Count the lines that include the string "Beheimb", and give only that number.
/---
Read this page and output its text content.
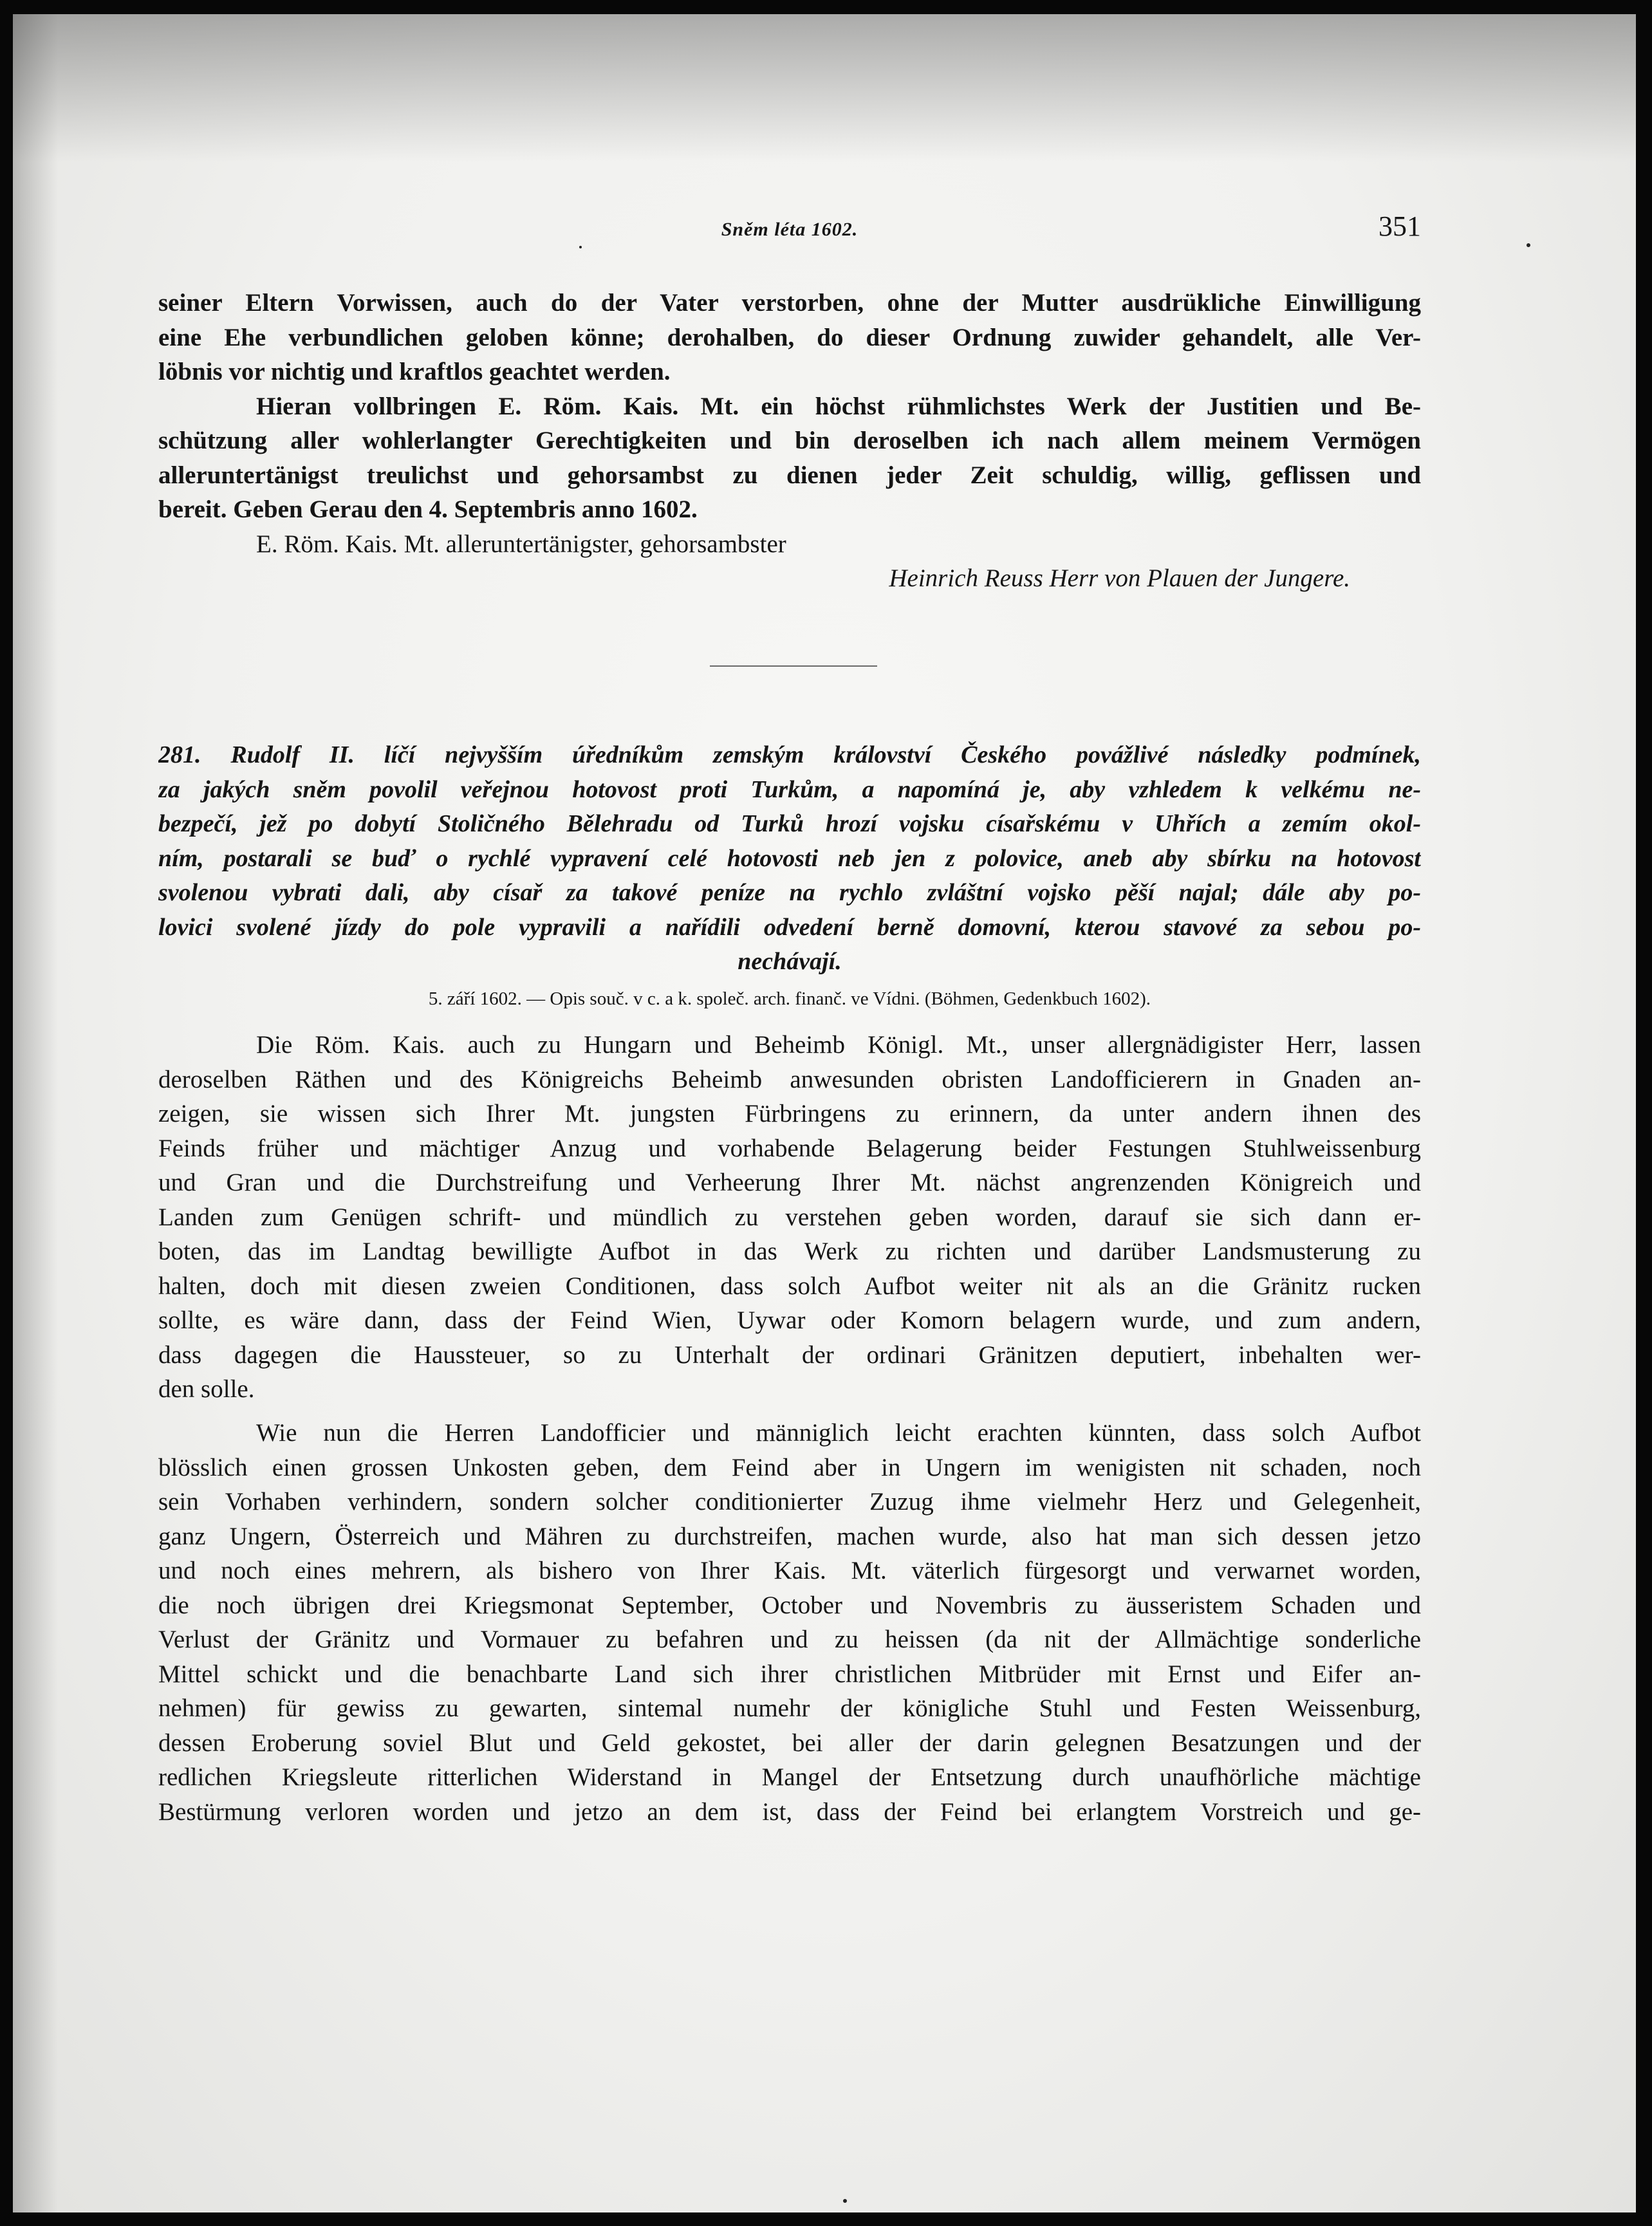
Sněm léta 1602.	351
seiner Eltern Vorwissen, auch do der Vater verstorben, ohne der Mutter ausdrükliche Einwilligung
eine Ehe verbundlichen geloben könne; derohalben, do dieser Ordnung zuwider gehandelt, alle Ver-
löbnis vor nichtig und kraftlos geachtet werden.
Hieran vollbringen E. Röm. Kais. Mt. ein höchst rühmlichstes Werk der Justitien und Be-
schützung aller wohlerlangter Gerechtigkeiten und bin deroselben ich nach allem meinem Vermögen
alleruntertänigst treulichst und gehorsambst zu dienen jeder Zeit schuldig, willig, geflissen und
bereit. Geben Gerau den 4. Septembris anno 1602.
E. Röm. Kais. Mt. alleruntertänigster, gehorsambster
Heinrich Reuss Herr von Plauen der Jungere.
281. Rudolf II. líčí nejvyšším úředníkům zemským království Českého povážlivé následky podmínek,
za jakých sněm povolil veřejnou hotovost proti Turkům, a napomíná je, aby vzhledem k velkému ne-
bezpečí, jež po dobytí Stoličného Bělehradu od Turků hrozí vojsku císařskému v Uhřích a zemím okol-
ním, postarali se buď o rychlé vypravení celé hotovosti neb jen z polovice, aneb aby sbírku na hotovost
svolenou vybrati dali, aby císař za takové peníze na rychlo zvláštní vojsko pěší najal; dále aby po-
lovici svolené jízdy do pole vypravili a nařídili odvedení berně domovní, kterou stavové za sebou po-
nechávají.
5. září 1602. — Opis souč. v c. a k. společ. arch. finanč. ve Vídni. (Böhmen, Gedenkbuch 1602).
Die Röm. Kais. auch zu Hungarn und Beheimb Königl. Mt., unser allergnädigister Herr, lassen
deroselben Räthen und des Königreichs Beheimb anwesunden obristen Landofficierern in Gnaden an-
zeigen, sie wissen sich Ihrer Mt. jungsten Fürbringens zu erinnern, da unter andern ihnen des
Feinds früher und mächtiger Anzug und vorhabende Belagerung beider Festungen Stuhlweissenburg
und Gran und die Durchstreifung und Verheerung Ihrer Mt. nächst angrenzenden Königreich und
Landen zum Genügen schrift- und mündlich zu verstehen geben worden, darauf sie sich dann er-
boten, das im Landtag bewilligte Aufbot in das Werk zu richten und darüber Landsmusterung zu
halten, doch mit diesen zweien Conditionen, dass solch Aufbot weiter nit als an die Gränitz rucken
sollte, es wäre dann, dass der Feind Wien, Uywar oder Komorn belagern wurde, und zum andern,
dass dagegen die Haussteuer, so zu Unterhalt der ordinari Gränitzen deputiert, inbehalten wer-
den solle.
Wie nun die Herren Landofficier und männiglich leicht erachten künnten, dass solch Aufbot
blösslich einen grossen Unkosten geben, dem Feind aber in Ungern im wenigisten nit schaden, noch
sein Vorhaben verhindern, sondern solcher conditionierter Zuzug ihme vielmehr Herz und Gelegenheit,
ganz Ungern, Österreich und Mähren zu durchstreifen, machen wurde, also hat man sich dessen jetzo
und noch eines mehrern, als bishero von Ihrer Kais. Mt. väterlich fürgesorgt und verwarnet worden,
die noch übrigen drei Kriegsmonat September, October und Novembris zu äusseristem Schaden und
Verlust der Gränitz und Vormauer zu befahren und zu heissen (da nit der Allmächtige sonderliche
Mittel schickt und die benachbarte Land sich ihrer christlichen Mitbrüder mit Ernst und Eifer an-
nehmen) für gewiss zu gewarten, sintemal numehr der königliche Stuhl und Festen Weissenburg,
dessen Eroberung soviel Blut und Geld gekostet, bei aller der darin gelegnen Besatzungen und der
redlichen Kriegsleute ritterlichen Widerstand in Mangel der Entsetzung durch unaufhörliche mächtige
Bestürmung verloren worden und jetzo an dem ist, dass der Feind bei erlangtem Vorstreich und ge-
\---
Response to this exercise ▸ 2